DIRECTIONS FOR THIS TASK :: Everything from the line containing "Type out the text in this image." down to the last line of the entries below must be transcribed exactly, and nothing else.

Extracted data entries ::
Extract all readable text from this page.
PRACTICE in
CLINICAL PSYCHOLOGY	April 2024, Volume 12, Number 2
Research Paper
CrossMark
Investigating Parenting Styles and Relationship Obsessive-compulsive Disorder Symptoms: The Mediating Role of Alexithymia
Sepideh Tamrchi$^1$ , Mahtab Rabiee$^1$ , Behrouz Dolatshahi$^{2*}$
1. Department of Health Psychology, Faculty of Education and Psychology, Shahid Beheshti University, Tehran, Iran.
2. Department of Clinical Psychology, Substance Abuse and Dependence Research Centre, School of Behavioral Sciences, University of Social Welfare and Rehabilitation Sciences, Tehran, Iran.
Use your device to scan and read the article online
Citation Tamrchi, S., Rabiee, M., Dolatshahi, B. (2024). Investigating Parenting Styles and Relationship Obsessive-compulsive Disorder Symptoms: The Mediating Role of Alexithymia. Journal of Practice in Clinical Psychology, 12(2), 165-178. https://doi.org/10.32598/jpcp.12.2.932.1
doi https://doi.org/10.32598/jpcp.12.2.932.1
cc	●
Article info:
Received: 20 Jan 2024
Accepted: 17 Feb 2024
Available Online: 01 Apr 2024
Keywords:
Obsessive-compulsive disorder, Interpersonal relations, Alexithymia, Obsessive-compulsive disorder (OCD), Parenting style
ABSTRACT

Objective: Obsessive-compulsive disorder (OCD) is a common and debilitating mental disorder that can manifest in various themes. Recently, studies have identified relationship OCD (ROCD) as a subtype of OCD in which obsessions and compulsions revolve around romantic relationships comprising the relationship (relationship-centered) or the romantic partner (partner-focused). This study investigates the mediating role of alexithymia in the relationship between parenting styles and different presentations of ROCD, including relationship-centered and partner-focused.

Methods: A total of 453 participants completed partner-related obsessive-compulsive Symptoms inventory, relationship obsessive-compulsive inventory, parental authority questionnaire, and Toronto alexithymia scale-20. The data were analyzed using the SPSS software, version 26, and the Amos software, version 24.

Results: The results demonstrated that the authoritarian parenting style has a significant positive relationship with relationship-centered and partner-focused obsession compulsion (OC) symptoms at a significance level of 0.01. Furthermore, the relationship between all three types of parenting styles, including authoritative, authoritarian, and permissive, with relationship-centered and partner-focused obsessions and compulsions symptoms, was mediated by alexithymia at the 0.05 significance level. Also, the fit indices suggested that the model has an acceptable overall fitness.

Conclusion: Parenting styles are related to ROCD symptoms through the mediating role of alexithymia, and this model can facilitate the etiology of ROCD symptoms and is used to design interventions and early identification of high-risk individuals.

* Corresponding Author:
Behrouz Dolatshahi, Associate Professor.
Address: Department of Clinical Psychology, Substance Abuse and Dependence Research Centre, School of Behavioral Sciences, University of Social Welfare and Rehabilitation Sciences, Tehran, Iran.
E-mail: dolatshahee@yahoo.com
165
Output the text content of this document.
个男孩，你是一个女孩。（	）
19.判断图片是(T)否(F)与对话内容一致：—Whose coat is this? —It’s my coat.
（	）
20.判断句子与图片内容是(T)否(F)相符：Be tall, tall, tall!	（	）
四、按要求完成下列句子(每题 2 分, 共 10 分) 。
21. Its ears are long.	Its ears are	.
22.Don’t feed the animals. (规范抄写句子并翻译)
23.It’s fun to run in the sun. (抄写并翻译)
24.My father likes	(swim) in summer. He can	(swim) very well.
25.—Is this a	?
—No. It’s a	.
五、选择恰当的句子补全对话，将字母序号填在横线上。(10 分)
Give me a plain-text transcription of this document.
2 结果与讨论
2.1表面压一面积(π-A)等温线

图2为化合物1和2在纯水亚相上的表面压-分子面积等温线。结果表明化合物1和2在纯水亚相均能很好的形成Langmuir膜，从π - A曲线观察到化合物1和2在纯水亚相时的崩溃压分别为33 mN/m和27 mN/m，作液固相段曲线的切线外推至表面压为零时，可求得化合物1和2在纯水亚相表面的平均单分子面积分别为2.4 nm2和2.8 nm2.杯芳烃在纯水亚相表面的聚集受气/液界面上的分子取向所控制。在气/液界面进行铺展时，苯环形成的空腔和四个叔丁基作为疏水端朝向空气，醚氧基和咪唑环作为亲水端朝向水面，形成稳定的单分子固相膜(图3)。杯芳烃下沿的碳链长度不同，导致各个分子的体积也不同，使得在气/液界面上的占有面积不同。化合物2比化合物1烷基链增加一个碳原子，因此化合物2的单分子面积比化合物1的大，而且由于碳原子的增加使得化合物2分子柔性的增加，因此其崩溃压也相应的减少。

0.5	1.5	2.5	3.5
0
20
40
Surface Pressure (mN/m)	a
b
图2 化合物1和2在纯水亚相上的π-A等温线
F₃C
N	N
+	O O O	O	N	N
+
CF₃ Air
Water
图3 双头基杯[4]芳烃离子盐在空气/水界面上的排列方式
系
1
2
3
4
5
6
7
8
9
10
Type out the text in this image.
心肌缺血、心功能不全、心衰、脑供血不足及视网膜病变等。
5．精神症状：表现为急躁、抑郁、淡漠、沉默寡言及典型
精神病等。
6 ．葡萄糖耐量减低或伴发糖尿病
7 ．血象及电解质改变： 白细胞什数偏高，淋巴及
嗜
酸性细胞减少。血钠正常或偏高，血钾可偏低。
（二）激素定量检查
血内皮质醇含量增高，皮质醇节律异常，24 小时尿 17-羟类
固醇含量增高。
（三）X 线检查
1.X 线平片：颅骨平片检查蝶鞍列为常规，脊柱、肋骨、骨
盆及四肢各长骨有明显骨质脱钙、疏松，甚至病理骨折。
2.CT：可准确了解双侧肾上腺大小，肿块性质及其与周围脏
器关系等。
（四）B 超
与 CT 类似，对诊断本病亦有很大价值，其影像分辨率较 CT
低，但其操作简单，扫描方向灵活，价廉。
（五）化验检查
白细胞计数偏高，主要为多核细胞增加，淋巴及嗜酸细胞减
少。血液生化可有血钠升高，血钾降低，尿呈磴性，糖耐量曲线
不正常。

THE OUTPUT ::
Type out the text in this image.
心肌缺血、心功能不全、心衰、脑供血不足及视网膜病变等。
5．精神症状：表现为急躁、抑郁、淡漠、沉默寡言及典型
精神病等。
6 ．葡萄糖耐量减低或伴发糖尿病
7 ．血象及电解质改变： 白细胞什数偏高，淋巴及
嗜
酸性细胞减少。血钠正常或偏高，血钾可偏低。
（二）激素定量检查
血内皮质醇含量增高，皮质醇节律异常，24 小时尿 17-羟类
固醇含量增高。
（三）X 线检查
1.X 线平片：颅骨平片检查蝶鞍列为常规，脊柱、肋骨、骨
盆及四肢各长骨有明显骨质脱钙、疏松，甚至病理骨折。
2.CT：可准确了解双侧肾上腺大小，肿块性质及其与周围脏
器关系等。
（四）B 超
与 CT 类似，对诊断本病亦有很大价值，其影像分辨率较 CT
低，但其操作简单，扫描方向灵活，价廉。
（五）化验检查
白细胞计数偏高，主要为多核细胞增加，淋巴及嗜酸细胞减
少。血液生化可有血钠升高，血钾降低，尿呈磴性，糖耐量曲线
不正常。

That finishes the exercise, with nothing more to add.